Artikel:
* * * *

Entdeckt haben ihn Sagarra und sein sowjetischer Kollege Andrej Tscherwonenko Mitte der 1960er Jahre und für höhere Aufgaben auserkoren. Ein Glücksgriff, denn der Modellathlet, der nahe der Zuckerfabrik La Delicias in der Provinz Las Tunas aufwuchs, war nicht nur als Boxer ein Hauptgewinn, sondern auch als überzeugter Anhänger der kubanischen Revolution. Diese hatte schliesslich seinem Vater, einem Boxer und Zuckerrohrschnitter, die Arbeitsbedingungen merklich verbessert. Das hat Stevenson sehr wohl registriert, und so wurde er zum Botschafter in vielfältigem Sinne.

Der attraktive Kubaner kokettierte nicht nur mit den Frauen am Ring, sondern auch mit den Medien. So mancher druckreife Satz stammt von ihm, und der berühmteste hat ihn unsterblich gemacht: «Was ist eine Million Dollar gegen acht Millionen Kubaner, die mich lieben?» Das entgegnete er Promoters wie dem berühmten Don King, die den besten kubanischen Boxer für den Kampf gegen Ali ködern wollten. Damals ein hoffnungsloses Unterfangen, denn Stevenson genoss Kultstatus auf der Insel. Ein Auto und ein attraktives Haus waren damals für verdiente Sportler durchaus drin, und Sagarras Boxer waren erfolgreich. Sie wurden zum Symbol der kubanischen Revolution, die mit sportlichen Erfolgen auch Werbung für das etwas andere Gesellschaftsmodell betreiben wollte.

* * * *

Extrahierte Dateneinträge:
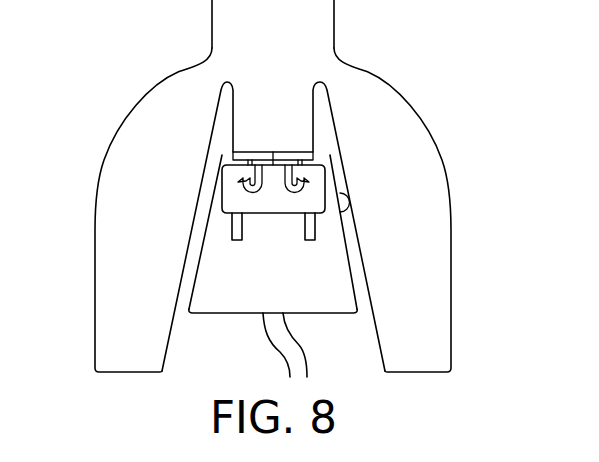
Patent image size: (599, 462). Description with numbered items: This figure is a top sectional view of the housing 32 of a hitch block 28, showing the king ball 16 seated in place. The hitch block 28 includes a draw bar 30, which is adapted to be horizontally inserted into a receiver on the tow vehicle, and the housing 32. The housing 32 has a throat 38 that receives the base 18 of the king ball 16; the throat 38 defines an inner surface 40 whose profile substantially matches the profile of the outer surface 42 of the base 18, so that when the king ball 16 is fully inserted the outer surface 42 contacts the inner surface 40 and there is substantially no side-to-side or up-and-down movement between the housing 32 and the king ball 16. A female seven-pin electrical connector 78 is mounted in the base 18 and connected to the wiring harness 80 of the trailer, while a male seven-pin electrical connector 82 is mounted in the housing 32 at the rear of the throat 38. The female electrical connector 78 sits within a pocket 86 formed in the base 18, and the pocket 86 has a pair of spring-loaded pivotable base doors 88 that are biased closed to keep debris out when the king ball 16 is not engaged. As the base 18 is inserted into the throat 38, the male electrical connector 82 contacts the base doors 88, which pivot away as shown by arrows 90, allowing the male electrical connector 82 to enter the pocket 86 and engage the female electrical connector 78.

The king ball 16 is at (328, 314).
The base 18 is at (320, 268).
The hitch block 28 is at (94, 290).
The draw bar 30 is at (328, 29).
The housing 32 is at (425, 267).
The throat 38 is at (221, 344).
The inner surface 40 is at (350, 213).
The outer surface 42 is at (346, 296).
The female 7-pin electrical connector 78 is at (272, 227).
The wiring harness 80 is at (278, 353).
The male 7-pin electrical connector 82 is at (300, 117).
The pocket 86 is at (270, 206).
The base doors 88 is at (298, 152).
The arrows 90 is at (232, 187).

* * * *

Aufgabenstellung: Führe den Artikel über den kubanischen Boxer Stevenson im Anschluss an seinen letzten Satz weiter. Die Zeilen sind eigenständiges Material und gehören nicht zum Artikel.

Lösung:
Die Basis der Erfolge ab Ende der 1960er Jahre bildete das weltberühmte Scouting-System. An den Schulen wurde und wird akribisch gesichtet, welche Kinder und Halbwüchsigen die besten Anlagen für Baseball, Leichtathletik oder eben Boxen haben. Schwergewichtler Félix Savón wurde im Osten der Insel, in der Provinz Guantánamo, entdeckt und schliesslich dem Faustkämpfen zugeschlagen. Andere wie der Hürdensprinter Dayron Robles oder der Weitspringer Iván Pedroso landeten bei den Leichtathleten; Regla Torres beim Volleyball. Dieses perfekt funktionierende Sichtungssystem bildet die Basis für die kubanischen Sporterfolge. Das «Flaggschiff des kubanischen Sports», wie das Boxen in den kubanischen Medien gern genannt wird, hat davon, aber auch von der stetig verfeinerten Trainingsmethodik profitiert. Diese zielt darauf ab, im Vierjahrestakt in absoluter Höchstform zu sein. Wie gut das letztlich geklappt hat, belegt die Ausbeute der Medaillen. Kein anderes Land hat in so kurzer Zeit so viele Goldmedaillen eingefahren wie die Kubaner, und kein Land stellt mehr Doppel- oder gar Dreifach-Olympiasieger als die Karibikinsel. Insgesamt wurden kubanischen Boxern 32 Goldmedaillen zwischen 1972 und 2004 bei Olympischen Spielen umgehängt - allein sieben in der Königsdisziplin Schwergewicht.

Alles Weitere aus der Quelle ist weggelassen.